### Records to use
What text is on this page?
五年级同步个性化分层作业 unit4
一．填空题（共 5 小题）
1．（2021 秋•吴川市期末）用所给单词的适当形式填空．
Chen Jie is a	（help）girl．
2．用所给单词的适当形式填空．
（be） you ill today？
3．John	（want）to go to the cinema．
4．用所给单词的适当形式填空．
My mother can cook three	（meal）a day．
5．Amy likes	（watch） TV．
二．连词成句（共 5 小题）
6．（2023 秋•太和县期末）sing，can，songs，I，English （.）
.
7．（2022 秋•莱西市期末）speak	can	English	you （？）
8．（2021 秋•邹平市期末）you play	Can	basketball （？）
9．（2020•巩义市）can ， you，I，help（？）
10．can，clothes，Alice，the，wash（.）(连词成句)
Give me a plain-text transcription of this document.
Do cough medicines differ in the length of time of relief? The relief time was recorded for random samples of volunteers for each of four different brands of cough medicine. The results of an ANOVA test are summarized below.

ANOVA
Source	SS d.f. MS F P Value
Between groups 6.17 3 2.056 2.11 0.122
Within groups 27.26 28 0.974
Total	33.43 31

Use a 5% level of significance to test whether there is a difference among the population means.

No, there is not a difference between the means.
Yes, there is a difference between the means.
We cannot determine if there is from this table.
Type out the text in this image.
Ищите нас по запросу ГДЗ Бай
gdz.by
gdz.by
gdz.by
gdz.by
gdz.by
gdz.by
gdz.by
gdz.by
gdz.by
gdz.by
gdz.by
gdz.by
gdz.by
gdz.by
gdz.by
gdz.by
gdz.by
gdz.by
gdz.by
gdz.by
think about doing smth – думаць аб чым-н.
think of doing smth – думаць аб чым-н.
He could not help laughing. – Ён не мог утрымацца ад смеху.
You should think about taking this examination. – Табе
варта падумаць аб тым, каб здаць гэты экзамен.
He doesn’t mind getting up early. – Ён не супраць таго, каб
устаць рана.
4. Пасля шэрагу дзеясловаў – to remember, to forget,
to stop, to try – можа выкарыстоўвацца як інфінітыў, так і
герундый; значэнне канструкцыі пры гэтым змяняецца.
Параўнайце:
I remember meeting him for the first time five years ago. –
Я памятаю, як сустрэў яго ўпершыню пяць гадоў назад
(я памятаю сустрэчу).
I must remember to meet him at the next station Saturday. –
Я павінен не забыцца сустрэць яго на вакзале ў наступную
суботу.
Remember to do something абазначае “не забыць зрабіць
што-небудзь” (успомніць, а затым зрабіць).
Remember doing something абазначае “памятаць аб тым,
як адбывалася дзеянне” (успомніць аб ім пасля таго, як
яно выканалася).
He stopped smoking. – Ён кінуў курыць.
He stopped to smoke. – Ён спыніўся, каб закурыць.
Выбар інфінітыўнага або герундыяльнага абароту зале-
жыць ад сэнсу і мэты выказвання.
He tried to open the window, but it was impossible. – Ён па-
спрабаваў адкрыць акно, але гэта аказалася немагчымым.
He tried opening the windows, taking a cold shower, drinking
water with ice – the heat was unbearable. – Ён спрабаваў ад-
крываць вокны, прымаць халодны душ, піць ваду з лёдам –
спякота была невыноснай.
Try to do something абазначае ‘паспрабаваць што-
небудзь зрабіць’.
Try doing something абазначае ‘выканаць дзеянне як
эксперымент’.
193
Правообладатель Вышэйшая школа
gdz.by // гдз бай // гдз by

### What is being asked
Of the lines above, how many include the word "this"? Reply with the number only.

### Written response
5